Insomma, a leggere queste Lezioni si incontrano dei gran elenchi, ma poche connessioni, poca argomentazione. E questo – il preferire le suggestioni, che sono il condimento, all’argomentazione, che è la sostanza – li rende un libro superficiale, vagamente sapienziale. Sulla stessa falsariga ci sono alcuni passaggi che, a leggerli, suonano bene, ma a ragionarci su non dicono nulla. Faccio un esempio preso tra i tanti possibili: in Leggerezza, a un certo punto Calvino scrive che «il miracolo di Leopardi è stato di togliere al linguaggio ogni peso fino a farlo assomigliare alla luce lunare». È una frase a effetto, e a qualcuno può piacere. Ma che vuol dire? Siamo in un passaggio in cui si parla della bellezza del linguaggio di Leopardi: Calvino ha appena detto che il suo merito è stato quello di rendere lievi cose come il peso del vivere, e che il richiamo alla luna conferisce ai suoi discorsi levità, sospensione, incantesimo. Però che vuol dire che il linguaggio assomiglia alla luce lunare? Nulla. È una suggestione, anche piacevole se volete, ma non significa nulla. Per chi, per esempio, ha paura di camminare da solo di notte, la luce lunare ha qualcosa di spettrale e opprimente – altro che levità e incantesimo. La luce della luna è un ingrediente fondamentale dei film horror, per esempio, e lì significa paura, morte. Dunque Calvino ha sbagliato? No. Per lui la luna è lieve e lieve è Leopardi. Ma è appunto una suggestione, una sensazione sua che, per funzionare per altri, avrebbe bisogno di essere sciolta, argomentata. E Calvino, in questi suoi appunti, non lo fa: non spiega, perché appunto sta scrivendo delle note. Ma allora perché chi lo ha letto e lo continua a leggere pensa che passi come questo siano uno dei vertici del pensiero critico del Novecento italiano? Come fa a non vedere che sono passi emotivi, in cui manca un pensiero forte e strutturato?

§ **Dati archiviati**

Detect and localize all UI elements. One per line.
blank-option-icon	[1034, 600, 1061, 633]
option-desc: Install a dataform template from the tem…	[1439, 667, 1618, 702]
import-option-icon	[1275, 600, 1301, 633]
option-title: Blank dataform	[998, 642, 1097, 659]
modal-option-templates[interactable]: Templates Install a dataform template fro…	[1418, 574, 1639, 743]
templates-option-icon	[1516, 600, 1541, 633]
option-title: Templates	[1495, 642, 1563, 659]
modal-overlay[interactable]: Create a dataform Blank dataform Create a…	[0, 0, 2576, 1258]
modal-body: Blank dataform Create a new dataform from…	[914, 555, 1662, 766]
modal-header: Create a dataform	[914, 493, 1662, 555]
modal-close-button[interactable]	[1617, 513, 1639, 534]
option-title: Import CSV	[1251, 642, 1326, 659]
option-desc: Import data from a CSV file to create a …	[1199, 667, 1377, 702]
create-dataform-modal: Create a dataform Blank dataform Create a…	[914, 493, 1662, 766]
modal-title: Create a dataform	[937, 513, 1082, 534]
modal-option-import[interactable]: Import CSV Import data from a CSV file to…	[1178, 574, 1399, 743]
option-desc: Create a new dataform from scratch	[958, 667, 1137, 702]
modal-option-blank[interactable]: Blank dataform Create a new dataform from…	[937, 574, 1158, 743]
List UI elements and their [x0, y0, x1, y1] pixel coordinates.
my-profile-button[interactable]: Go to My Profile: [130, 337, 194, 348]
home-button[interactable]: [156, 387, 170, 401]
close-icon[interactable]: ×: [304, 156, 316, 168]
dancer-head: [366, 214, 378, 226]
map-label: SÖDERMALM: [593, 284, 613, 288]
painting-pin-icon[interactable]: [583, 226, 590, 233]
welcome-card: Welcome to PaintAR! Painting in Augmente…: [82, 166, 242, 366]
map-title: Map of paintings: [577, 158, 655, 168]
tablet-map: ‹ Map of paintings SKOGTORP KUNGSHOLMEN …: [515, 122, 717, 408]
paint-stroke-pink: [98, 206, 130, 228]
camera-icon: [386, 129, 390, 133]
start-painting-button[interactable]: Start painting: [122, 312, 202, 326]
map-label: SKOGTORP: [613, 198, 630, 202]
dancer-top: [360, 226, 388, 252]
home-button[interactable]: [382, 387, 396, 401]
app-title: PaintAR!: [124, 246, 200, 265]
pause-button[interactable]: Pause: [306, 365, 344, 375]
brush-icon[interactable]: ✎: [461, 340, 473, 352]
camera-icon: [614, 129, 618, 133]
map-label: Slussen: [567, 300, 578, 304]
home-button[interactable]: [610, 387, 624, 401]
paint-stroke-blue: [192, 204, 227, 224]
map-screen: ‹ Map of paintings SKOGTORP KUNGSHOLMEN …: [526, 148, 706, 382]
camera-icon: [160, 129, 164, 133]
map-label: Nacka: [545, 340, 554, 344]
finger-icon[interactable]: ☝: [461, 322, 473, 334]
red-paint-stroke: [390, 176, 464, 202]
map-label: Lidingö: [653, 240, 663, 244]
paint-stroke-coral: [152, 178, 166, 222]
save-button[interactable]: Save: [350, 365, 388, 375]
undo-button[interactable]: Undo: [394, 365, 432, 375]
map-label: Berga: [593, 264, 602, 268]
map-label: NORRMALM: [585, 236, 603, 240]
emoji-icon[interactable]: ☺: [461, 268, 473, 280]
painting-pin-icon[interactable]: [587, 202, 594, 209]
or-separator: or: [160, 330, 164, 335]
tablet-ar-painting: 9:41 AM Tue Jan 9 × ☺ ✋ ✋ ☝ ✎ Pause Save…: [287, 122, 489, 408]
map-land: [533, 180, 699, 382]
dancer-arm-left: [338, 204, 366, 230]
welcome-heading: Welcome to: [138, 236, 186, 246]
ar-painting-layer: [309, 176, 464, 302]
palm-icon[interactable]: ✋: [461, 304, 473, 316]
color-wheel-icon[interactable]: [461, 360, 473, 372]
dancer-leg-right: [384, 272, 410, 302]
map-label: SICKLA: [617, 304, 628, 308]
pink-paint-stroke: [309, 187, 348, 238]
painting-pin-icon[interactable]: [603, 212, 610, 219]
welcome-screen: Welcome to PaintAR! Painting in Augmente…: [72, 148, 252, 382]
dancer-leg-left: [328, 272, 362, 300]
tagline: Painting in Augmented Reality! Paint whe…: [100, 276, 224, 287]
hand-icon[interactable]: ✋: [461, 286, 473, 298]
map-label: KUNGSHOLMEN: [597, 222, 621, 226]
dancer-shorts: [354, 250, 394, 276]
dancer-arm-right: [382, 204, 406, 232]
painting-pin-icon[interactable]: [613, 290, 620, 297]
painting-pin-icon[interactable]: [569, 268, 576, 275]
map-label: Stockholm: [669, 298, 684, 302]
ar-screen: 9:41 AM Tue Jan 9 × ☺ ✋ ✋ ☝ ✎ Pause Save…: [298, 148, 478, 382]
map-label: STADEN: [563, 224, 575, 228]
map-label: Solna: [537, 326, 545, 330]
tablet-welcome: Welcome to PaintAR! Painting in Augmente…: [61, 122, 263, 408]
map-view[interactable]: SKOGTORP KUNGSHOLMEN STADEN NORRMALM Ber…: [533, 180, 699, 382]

§ **Consegna**
Ricopia per intero, per favore, il brano sulle Lezioni di Calvino riportato sopra, senza cambiare nulla.

§ **Soluzione**
Insomma, a leggere queste Lezioni si incontrano dei gran elenchi, ma poche connessioni, poca argomentazione. E questo – il preferire le suggestioni, che sono il condimento, all’argomentazione, che è la sostanza – li rende un libro superficiale, vagamente sapienziale. Sulla stessa falsariga ci sono alcuni passaggi che, a leggerli, suonano bene, ma a ragionarci su non dicono nulla. Faccio un esempio preso tra i tanti possibili: in Leggerezza, a un certo punto Calvino scrive che «il miracolo di Leopardi è stato di togliere al linguaggio ogni peso fino a farlo assomigliare alla luce lunare». È una frase a effetto, e a qualcuno può piacere. Ma che vuol dire? Siamo in un passaggio in cui si parla della bellezza del linguaggio di Leopardi: Calvino ha appena detto che il suo merito è stato quello di rendere lievi cose come il peso del vivere, e che il richiamo alla luna conferisce ai suoi discorsi levità, sospensione, incantesimo. Però che vuol dire che il linguaggio assomiglia alla luce lunare? Nulla. È una suggestione, anche piacevole se volete, ma non significa nulla. Per chi, per esempio, ha paura di camminare da solo di notte, la luce lunare ha qualcosa di spettrale e opprimente – altro che levità e incantesimo. La luce della luna è un ingrediente fondamentale dei film horror, per esempio, e lì significa paura, morte. Dunque Calvino ha sbagliato? No. Per lui la luna è lieve e lieve è Leopardi. Ma è appunto una suggestione, una sensazione sua che, per funzionare per altri, avrebbe bisogno di essere sciolta, argomentata. E Calvino, in questi suoi appunti, non lo fa: non spiega, perché appunto sta scrivendo delle note. Ma allora perché chi lo ha letto e lo continua a leggere pensa che passi come questo siano uno dei vertici del pensiero critico del Novecento italiano? Come fa a non vedere che sono passi emotivi, in cui manca un pensiero forte e strutturato?